● **CHALLENGE**
Copy each line below exactly and leave the pictures out.

● **MATERIAL FOR THIS EXERCISE**
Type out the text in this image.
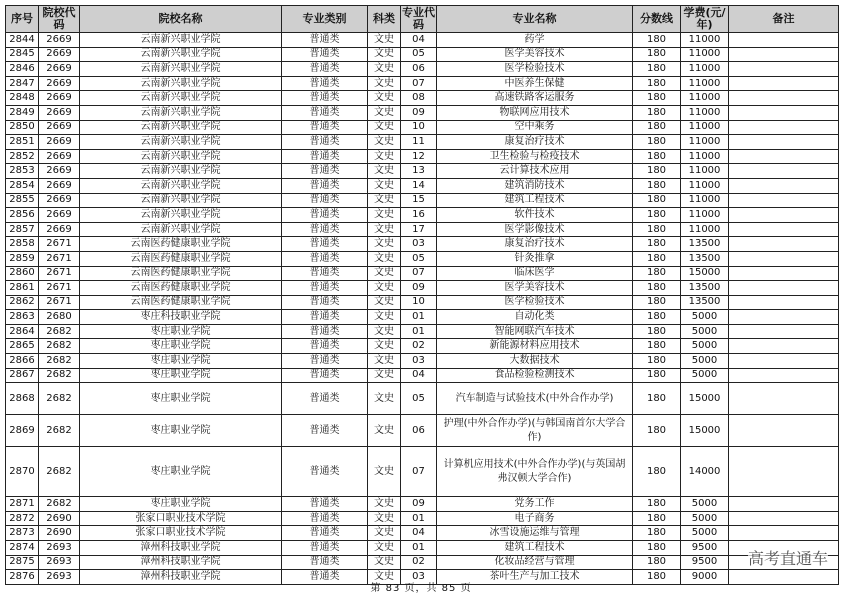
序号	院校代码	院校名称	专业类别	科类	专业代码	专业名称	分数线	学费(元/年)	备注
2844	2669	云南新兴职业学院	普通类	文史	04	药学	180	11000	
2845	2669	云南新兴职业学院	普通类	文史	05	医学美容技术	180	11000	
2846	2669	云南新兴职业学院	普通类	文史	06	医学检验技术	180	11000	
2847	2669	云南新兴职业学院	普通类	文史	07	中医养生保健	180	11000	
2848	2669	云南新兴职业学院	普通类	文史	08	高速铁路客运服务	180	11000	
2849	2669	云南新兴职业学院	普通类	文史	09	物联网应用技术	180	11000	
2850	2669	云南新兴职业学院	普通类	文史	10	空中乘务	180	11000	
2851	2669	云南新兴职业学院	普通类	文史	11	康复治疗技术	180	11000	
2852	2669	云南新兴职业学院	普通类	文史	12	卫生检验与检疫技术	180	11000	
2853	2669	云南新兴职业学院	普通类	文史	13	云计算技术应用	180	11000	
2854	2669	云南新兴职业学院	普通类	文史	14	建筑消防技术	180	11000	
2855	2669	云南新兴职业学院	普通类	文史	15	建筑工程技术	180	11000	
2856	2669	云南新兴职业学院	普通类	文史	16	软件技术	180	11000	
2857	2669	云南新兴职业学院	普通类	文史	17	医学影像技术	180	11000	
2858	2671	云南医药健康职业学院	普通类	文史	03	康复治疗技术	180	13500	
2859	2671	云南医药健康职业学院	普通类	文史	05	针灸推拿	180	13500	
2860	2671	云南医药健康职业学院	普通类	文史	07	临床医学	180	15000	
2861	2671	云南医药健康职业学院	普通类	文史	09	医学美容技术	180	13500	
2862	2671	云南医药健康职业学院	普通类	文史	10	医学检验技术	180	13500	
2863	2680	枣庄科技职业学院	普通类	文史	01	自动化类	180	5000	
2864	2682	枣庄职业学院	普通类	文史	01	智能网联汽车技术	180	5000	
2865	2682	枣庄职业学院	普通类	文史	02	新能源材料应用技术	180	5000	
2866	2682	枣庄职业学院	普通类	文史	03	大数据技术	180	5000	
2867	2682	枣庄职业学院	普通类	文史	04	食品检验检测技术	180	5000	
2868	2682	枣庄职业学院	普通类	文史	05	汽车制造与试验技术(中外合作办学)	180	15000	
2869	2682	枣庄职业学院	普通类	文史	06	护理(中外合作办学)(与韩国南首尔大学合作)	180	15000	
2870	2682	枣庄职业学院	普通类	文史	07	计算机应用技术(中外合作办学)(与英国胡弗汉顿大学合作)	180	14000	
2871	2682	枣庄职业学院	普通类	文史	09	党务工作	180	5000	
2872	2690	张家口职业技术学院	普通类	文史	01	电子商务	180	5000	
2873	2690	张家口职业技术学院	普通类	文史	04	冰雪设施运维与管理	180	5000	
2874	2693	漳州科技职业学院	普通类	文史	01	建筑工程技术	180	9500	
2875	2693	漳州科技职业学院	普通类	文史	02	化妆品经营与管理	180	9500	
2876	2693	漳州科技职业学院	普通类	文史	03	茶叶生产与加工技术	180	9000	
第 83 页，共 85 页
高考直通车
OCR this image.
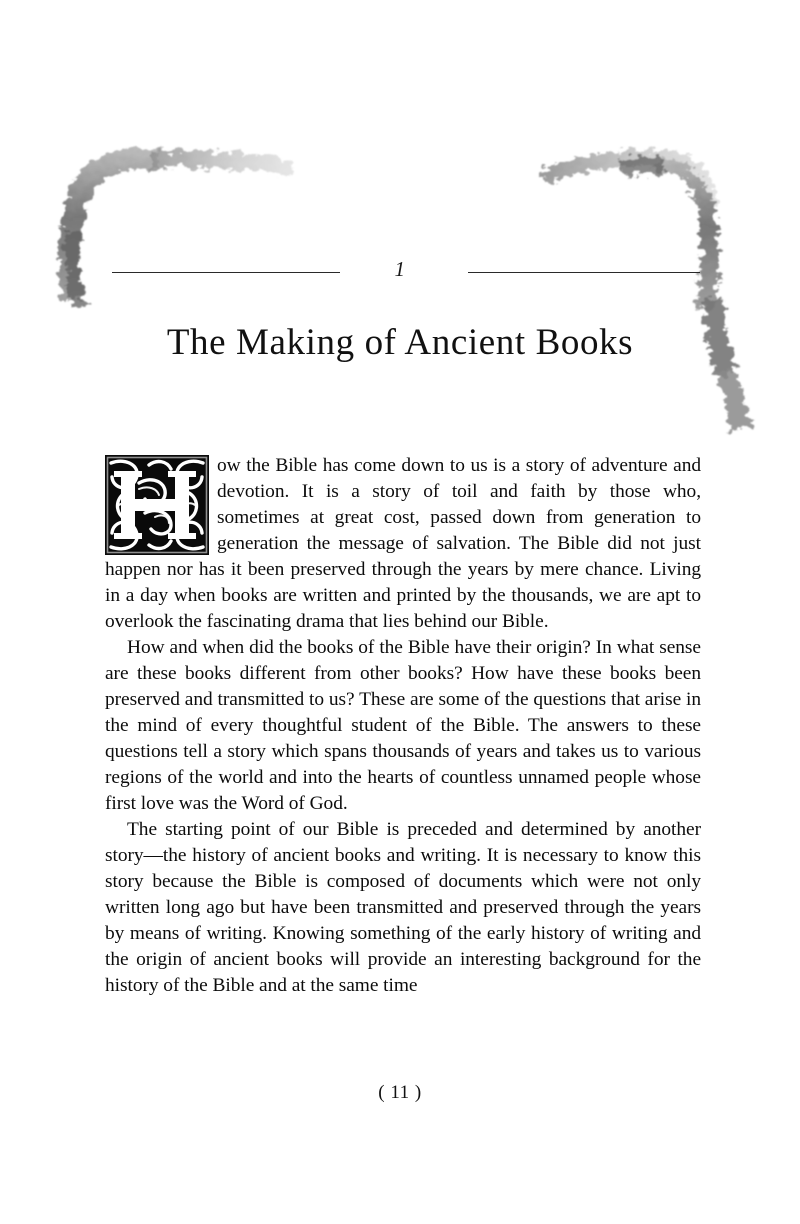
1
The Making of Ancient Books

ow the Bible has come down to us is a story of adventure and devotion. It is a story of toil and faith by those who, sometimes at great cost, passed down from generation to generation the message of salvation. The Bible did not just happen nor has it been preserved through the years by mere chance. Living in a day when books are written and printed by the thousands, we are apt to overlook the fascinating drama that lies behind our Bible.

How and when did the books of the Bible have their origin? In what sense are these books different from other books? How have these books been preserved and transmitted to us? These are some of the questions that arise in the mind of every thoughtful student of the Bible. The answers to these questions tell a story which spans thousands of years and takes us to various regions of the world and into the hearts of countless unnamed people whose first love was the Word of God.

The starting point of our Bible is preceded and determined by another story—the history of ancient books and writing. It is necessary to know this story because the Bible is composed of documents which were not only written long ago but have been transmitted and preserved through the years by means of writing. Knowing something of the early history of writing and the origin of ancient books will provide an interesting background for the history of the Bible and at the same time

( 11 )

● **CORRECT RESULT**
Type out the text in this image.
序号	院校代码	院校名称	专业类别	科类	专业代码	专业名称	分数线	学费(元/年)	备注
2844	2669	云南新兴职业学院	普通类	文史	04	药学	180	11000	
2845	2669	云南新兴职业学院	普通类	文史	05	医学美容技术	180	11000	
2846	2669	云南新兴职业学院	普通类	文史	06	医学检验技术	180	11000	
2847	2669	云南新兴职业学院	普通类	文史	07	中医养生保健	180	11000	
2848	2669	云南新兴职业学院	普通类	文史	08	高速铁路客运服务	180	11000	
2849	2669	云南新兴职业学院	普通类	文史	09	物联网应用技术	180	11000	
2850	2669	云南新兴职业学院	普通类	文史	10	空中乘务	180	11000	
2851	2669	云南新兴职业学院	普通类	文史	11	康复治疗技术	180	11000	
2852	2669	云南新兴职业学院	普通类	文史	12	卫生检验与检疫技术	180	11000	
2853	2669	云南新兴职业学院	普通类	文史	13	云计算技术应用	180	11000	
2854	2669	云南新兴职业学院	普通类	文史	14	建筑消防技术	180	11000	
2855	2669	云南新兴职业学院	普通类	文史	15	建筑工程技术	180	11000	
2856	2669	云南新兴职业学院	普通类	文史	16	软件技术	180	11000	
2857	2669	云南新兴职业学院	普通类	文史	17	医学影像技术	180	11000	
2858	2671	云南医药健康职业学院	普通类	文史	03	康复治疗技术	180	13500	
2859	2671	云南医药健康职业学院	普通类	文史	05	针灸推拿	180	13500	
2860	2671	云南医药健康职业学院	普通类	文史	07	临床医学	180	15000	
2861	2671	云南医药健康职业学院	普通类	文史	09	医学美容技术	180	13500	
2862	2671	云南医药健康职业学院	普通类	文史	10	医学检验技术	180	13500	
2863	2680	枣庄科技职业学院	普通类	文史	01	自动化类	180	5000	
2864	2682	枣庄职业学院	普通类	文史	01	智能网联汽车技术	180	5000	
2865	2682	枣庄职业学院	普通类	文史	02	新能源材料应用技术	180	5000	
2866	2682	枣庄职业学院	普通类	文史	03	大数据技术	180	5000	
2867	2682	枣庄职业学院	普通类	文史	04	食品检验检测技术	180	5000	
2868	2682	枣庄职业学院	普通类	文史	05	汽车制造与试验技术(中外合作办学)	180	15000	
2869	2682	枣庄职业学院	普通类	文史	06	护理(中外合作办学)(与韩国南首尔大学合作)	180	15000	
2870	2682	枣庄职业学院	普通类	文史	07	计算机应用技术(中外合作办学)(与英国胡弗汉顿大学合作)	180	14000	
2871	2682	枣庄职业学院	普通类	文史	09	党务工作	180	5000	
2872	2690	张家口职业技术学院	普通类	文史	01	电子商务	180	5000	
2873	2690	张家口职业技术学院	普通类	文史	04	冰雪设施运维与管理	180	5000	
2874	2693	漳州科技职业学院	普通类	文史	01	建筑工程技术	180	9500	
2875	2693	漳州科技职业学院	普通类	文史	02	化妆品经营与管理	180	9500	
2876	2693	漳州科技职业学院	普通类	文史	03	茶叶生产与加工技术	180	9000	
第 83 页，共 85 页
高考直通车
OCR this image.
1
The Making of Ancient Books

ow the Bible has come down to us is a story of adventure and devotion. It is a story of toil and faith by those who, sometimes at great cost, passed down from generation to generation the message of salvation. The Bible did not just happen nor has it been preserved through the years by mere chance. Living in a day when books are written and printed by the thousands, we are apt to overlook the fascinating drama that lies behind our Bible.

How and when did the books of the Bible have their origin? In what sense are these books different from other books? How have these books been preserved and transmitted to us? These are some of the questions that arise in the mind of every thoughtful student of the Bible. The answers to these questions tell a story which spans thousands of years and takes us to various regions of the world and into the hearts of countless unnamed people whose first love was the Word of God.

The starting point of our Bible is preceded and determined by another story—the history of ancient books and writing. It is necessary to know this story because the Bible is composed of documents which were not only written long ago but have been transmitted and preserved through the years by means of writing. Knowing something of the early history of writing and the origin of ancient books will provide an interesting background for the history of the Bible and at the same time

( 11 )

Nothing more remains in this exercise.